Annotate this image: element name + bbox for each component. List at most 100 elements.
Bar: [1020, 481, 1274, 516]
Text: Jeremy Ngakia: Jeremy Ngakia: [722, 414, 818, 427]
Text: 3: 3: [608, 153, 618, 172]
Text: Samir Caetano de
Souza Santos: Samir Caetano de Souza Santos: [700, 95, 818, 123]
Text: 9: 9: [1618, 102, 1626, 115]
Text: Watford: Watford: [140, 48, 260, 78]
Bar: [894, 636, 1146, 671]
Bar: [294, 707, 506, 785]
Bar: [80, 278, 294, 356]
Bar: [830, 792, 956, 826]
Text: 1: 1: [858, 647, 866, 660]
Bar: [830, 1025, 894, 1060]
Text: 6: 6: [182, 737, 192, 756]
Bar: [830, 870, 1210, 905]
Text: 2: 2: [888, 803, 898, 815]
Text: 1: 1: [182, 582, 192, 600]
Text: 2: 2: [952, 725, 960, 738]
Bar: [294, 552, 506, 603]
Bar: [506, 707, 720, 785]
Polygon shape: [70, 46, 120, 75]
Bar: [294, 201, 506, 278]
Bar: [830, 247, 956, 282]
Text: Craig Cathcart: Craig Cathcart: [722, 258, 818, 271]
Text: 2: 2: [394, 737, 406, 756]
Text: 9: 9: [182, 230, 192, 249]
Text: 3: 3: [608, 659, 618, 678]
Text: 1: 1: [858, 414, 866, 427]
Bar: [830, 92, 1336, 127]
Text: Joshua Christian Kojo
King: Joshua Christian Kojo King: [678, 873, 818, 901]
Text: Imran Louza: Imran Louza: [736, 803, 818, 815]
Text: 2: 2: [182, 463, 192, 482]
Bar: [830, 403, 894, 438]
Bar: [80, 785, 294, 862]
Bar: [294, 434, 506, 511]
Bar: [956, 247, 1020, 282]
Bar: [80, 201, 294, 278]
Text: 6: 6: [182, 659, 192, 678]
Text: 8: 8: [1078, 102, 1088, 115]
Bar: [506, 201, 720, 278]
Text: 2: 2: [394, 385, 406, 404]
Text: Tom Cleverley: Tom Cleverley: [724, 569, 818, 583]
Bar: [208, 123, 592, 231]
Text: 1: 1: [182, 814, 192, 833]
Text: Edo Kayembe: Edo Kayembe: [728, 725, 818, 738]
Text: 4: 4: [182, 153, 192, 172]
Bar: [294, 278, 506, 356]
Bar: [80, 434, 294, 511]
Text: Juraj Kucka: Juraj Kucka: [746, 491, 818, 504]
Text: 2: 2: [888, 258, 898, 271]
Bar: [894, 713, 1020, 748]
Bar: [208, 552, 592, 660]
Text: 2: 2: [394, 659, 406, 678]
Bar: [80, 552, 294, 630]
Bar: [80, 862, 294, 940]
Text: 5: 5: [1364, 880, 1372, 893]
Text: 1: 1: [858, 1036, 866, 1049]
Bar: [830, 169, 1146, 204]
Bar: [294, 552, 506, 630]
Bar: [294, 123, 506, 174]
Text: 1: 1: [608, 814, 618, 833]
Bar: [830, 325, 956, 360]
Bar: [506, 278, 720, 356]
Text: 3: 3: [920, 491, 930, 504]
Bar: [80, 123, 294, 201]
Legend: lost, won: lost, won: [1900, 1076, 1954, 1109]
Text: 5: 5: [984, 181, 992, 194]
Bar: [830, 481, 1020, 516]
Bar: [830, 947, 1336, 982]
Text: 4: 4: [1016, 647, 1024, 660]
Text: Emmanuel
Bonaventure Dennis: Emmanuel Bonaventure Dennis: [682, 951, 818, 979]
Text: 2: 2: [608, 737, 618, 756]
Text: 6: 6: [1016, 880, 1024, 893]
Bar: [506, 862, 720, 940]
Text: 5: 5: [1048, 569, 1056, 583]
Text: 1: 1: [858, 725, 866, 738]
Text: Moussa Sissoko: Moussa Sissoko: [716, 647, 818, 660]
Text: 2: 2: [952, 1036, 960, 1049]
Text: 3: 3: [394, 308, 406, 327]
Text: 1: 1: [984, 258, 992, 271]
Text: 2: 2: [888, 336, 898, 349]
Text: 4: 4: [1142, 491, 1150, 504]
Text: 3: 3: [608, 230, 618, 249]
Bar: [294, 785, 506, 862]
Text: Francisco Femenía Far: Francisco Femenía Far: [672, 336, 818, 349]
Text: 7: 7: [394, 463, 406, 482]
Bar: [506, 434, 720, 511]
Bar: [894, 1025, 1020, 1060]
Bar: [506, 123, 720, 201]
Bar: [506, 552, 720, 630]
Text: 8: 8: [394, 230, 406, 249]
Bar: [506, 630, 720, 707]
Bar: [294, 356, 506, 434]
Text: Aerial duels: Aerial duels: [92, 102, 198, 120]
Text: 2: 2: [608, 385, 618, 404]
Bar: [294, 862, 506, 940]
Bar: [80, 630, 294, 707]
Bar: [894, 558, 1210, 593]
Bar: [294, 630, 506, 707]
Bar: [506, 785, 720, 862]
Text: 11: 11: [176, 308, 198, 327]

Aim of the task: Could you render every line of the records above as a numbered list, leaving out any blank lines?

Full solution:
1. Annotate this image: element name + bbox for each component. List at most 100 elements.
2. Bar: [1020, 481, 1274, 516]
3. Text: Jeremy Ngakia: Jeremy Ngakia: [722, 414, 818, 427]
4. Text: 3: 3: [608, 153, 618, 172]
5. Text: Samir Caetano de
6. Souza Santos: Samir Caetano de Souza Santos: [700, 95, 818, 123]
7. Text: 9: 9: [1618, 102, 1626, 115]
8. Text: Watford: Watford: [140, 48, 260, 78]
9. Bar: [894, 636, 1146, 671]
10. Bar: [294, 707, 506, 785]
11. Bar: [80, 278, 294, 356]
12. Bar: [830, 792, 956, 826]
13. Text: 1: 1: [858, 647, 866, 660]
14. Bar: [830, 1025, 894, 1060]
15. Text: 6: 6: [182, 737, 192, 756]
16. Bar: [830, 870, 1210, 905]
17. Text: 2: 2: [888, 803, 898, 815]
18. Text: 1: 1: [182, 582, 192, 600]
19. Text: 2: 2: [952, 725, 960, 738]
20. Bar: [294, 552, 506, 603]
21. Bar: [506, 707, 720, 785]
22. Polygon shape: [70, 46, 120, 75]
23. Bar: [294, 201, 506, 278]
24. Bar: [830, 247, 956, 282]
25. Text: Craig Cathcart: Craig Cathcart: [722, 258, 818, 271]
26. Text: 2: 2: [394, 737, 406, 756]
27. Text: 9: 9: [182, 230, 192, 249]
28. Text: 3: 3: [608, 659, 618, 678]
29. Text: 1: 1: [858, 414, 866, 427]
30. Bar: [830, 92, 1336, 127]
31. Text: Joshua Christian Kojo
32. King: Joshua Christian Kojo King: [678, 873, 818, 901]
33. Text: Imran Louza: Imran Louza: [736, 803, 818, 815]
34. Text: 2: 2: [182, 463, 192, 482]
35. Bar: [830, 403, 894, 438]
36. Bar: [80, 785, 294, 862]
37. Bar: [294, 434, 506, 511]
38. Bar: [956, 247, 1020, 282]
39. Bar: [80, 201, 294, 278]
40. Text: 6: 6: [182, 659, 192, 678]
41. Text: 8: 8: [1078, 102, 1088, 115]
42. Bar: [506, 201, 720, 278]
43. Text: 2: 2: [394, 385, 406, 404]
44. Text: Tom Cleverley: Tom Cleverley: [724, 569, 818, 583]
45. Bar: [208, 123, 592, 231]
46. Text: 1: 1: [182, 814, 192, 833]
47. Text: Edo Kayembe: Edo Kayembe: [728, 725, 818, 738]
48. Text: 4: 4: [182, 153, 192, 172]
49. Bar: [294, 278, 506, 356]
50. Bar: [80, 434, 294, 511]
51. Text: Juraj Kucka: Juraj Kucka: [746, 491, 818, 504]
52. Text: 2: 2: [888, 258, 898, 271]
53. Bar: [894, 713, 1020, 748]
54. Bar: [208, 552, 592, 660]
55. Text: 2: 2: [394, 659, 406, 678]
56. Bar: [80, 552, 294, 630]
57. Bar: [80, 862, 294, 940]
58. Text: 5: 5: [1364, 880, 1372, 893]
59. Text: 1: 1: [858, 1036, 866, 1049]
60. Bar: [830, 169, 1146, 204]
61. Bar: [294, 552, 506, 630]
62. Bar: [294, 123, 506, 174]
63. Text: 1: 1: [608, 814, 618, 833]
64. Bar: [830, 325, 956, 360]
65. Bar: [506, 278, 720, 356]
66. Text: 3: 3: [920, 491, 930, 504]
67. Bar: [80, 123, 294, 201]
68. Legend: lost, won: lost, won: [1900, 1076, 1954, 1109]
69. Text: 5: 5: [984, 181, 992, 194]
70. Bar: [830, 481, 1020, 516]
71. Bar: [830, 947, 1336, 982]
72. Text: 4: 4: [1016, 647, 1024, 660]
73. Text: Emmanuel
74. Bonaventure Dennis: Emmanuel Bonaventure Dennis: [682, 951, 818, 979]
75. Text: 2: 2: [608, 737, 618, 756]
76. Text: 6: 6: [1016, 880, 1024, 893]
77. Bar: [506, 862, 720, 940]
78. Text: 5: 5: [1048, 569, 1056, 583]
79. Text: 1: 1: [858, 725, 866, 738]
80. Text: Moussa Sissoko: Moussa Sissoko: [716, 647, 818, 660]
81. Text: 2: 2: [952, 1036, 960, 1049]
82. Text: 3: 3: [394, 308, 406, 327]
83. Text: 1: 1: [984, 258, 992, 271]
84. Text: 2: 2: [888, 336, 898, 349]
85. Text: 4: 4: [1142, 491, 1150, 504]
86. Text: 3: 3: [608, 230, 618, 249]
87. Bar: [294, 785, 506, 862]
88. Text: Francisco Femenía Far: Francisco Femenía Far: [672, 336, 818, 349]
89. Text: 7: 7: [394, 463, 406, 482]
90. Bar: [506, 434, 720, 511]
91. Bar: [894, 1025, 1020, 1060]
92. Bar: [506, 123, 720, 201]
93. Bar: [506, 552, 720, 630]
94. Text: 8: 8: [394, 230, 406, 249]
95. Bar: [506, 630, 720, 707]
96. Bar: [294, 356, 506, 434]
97. Text: Aerial duels: Aerial duels: [92, 102, 198, 120]
98. Text: 2: 2: [608, 385, 618, 404]
99. Bar: [294, 862, 506, 940]
100. Bar: [80, 630, 294, 707]
101. Bar: [894, 558, 1210, 593]
102. Bar: [294, 630, 506, 707]
103. Bar: [506, 785, 720, 862]
104. Text: 11: 11: [176, 308, 198, 327]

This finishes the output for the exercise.